__Exercise task__
Repeat word for word the part of the rows that runs from the very start through the line containing "text-line: hibet. Hinc", with that line included.

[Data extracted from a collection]
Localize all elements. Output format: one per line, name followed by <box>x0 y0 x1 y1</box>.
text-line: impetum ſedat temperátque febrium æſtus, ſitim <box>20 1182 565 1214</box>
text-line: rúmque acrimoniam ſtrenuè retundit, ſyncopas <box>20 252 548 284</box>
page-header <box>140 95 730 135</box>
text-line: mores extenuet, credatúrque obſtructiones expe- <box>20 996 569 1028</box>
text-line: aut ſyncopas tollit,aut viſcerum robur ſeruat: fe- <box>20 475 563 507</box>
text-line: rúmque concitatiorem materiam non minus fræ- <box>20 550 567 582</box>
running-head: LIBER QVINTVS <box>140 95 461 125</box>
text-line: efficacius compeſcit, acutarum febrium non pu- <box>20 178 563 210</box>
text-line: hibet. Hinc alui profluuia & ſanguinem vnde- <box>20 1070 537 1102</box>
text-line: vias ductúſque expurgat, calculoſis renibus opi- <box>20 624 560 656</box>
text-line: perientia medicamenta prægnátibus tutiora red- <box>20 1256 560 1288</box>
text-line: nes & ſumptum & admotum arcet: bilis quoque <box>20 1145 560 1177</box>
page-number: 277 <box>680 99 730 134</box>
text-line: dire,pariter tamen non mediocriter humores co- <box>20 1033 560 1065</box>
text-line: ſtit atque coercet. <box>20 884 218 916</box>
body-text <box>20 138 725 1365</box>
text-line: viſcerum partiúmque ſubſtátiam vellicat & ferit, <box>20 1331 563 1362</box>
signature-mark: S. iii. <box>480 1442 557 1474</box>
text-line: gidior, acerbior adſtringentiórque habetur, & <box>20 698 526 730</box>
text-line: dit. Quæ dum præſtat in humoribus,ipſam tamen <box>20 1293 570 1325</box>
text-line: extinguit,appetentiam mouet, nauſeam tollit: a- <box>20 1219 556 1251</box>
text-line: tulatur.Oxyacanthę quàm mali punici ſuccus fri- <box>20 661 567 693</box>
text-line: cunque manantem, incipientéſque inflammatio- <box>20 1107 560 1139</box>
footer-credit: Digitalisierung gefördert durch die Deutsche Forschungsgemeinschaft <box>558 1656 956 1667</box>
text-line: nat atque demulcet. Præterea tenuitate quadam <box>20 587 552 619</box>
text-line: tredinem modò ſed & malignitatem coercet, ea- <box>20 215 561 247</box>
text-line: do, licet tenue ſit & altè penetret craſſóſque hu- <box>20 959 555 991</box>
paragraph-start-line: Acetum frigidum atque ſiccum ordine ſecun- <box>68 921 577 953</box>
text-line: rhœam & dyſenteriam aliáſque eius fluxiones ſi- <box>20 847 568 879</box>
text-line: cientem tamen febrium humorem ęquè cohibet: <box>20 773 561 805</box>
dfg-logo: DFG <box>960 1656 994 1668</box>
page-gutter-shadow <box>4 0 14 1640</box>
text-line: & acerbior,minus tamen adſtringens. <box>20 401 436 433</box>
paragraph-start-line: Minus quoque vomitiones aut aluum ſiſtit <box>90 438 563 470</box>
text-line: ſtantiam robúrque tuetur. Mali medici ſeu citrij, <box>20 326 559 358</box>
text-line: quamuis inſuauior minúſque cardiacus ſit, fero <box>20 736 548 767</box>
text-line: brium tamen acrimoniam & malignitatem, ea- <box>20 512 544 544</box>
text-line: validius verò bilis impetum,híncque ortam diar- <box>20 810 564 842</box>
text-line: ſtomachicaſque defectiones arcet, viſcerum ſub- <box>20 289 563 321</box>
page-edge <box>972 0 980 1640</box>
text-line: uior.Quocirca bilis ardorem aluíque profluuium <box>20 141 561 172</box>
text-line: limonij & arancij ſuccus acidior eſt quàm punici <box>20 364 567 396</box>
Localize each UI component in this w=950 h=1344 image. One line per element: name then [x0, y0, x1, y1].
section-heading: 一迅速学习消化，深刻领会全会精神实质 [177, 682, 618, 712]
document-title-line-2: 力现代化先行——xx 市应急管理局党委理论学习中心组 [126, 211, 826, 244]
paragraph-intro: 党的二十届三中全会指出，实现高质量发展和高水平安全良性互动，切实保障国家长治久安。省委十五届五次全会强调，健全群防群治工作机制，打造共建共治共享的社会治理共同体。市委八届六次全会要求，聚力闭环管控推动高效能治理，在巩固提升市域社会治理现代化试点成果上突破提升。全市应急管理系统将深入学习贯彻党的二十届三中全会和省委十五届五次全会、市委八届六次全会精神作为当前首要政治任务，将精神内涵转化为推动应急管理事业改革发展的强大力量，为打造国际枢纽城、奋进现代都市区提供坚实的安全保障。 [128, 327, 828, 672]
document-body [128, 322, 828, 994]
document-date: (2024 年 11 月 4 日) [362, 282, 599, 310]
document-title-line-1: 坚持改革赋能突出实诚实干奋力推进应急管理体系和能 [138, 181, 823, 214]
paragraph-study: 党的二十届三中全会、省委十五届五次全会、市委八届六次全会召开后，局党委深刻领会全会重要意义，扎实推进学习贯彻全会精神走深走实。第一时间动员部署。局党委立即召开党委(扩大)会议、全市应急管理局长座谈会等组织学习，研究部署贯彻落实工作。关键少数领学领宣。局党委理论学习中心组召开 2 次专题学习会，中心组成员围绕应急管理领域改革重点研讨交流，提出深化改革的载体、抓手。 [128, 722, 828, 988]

__Solution to this problem__
Localize all elements. Output format: one per line, name followed by <box>x0 y0 x1 y1</box>.
text-line: impetum ſedat temperátque febrium æſtus, ſitim <box>20 1182 565 1214</box>
text-line: rúmque acrimoniam ſtrenuè retundit, ſyncopas <box>20 252 548 284</box>
page-header <box>140 95 730 135</box>
text-line: mores extenuet, credatúrque obſtructiones expe- <box>20 996 569 1028</box>
text-line: aut ſyncopas tollit,aut viſcerum robur ſeruat: fe- <box>20 475 563 507</box>
text-line: rúmque concitatiorem materiam non minus fræ- <box>20 550 567 582</box>
running-head: LIBER QVINTVS <box>140 95 461 125</box>
text-line: efficacius compeſcit, acutarum febrium non pu- <box>20 178 563 210</box>
text-line: hibet. Hinc alui profluuia & ſanguinem vnde- <box>20 1070 537 1102</box>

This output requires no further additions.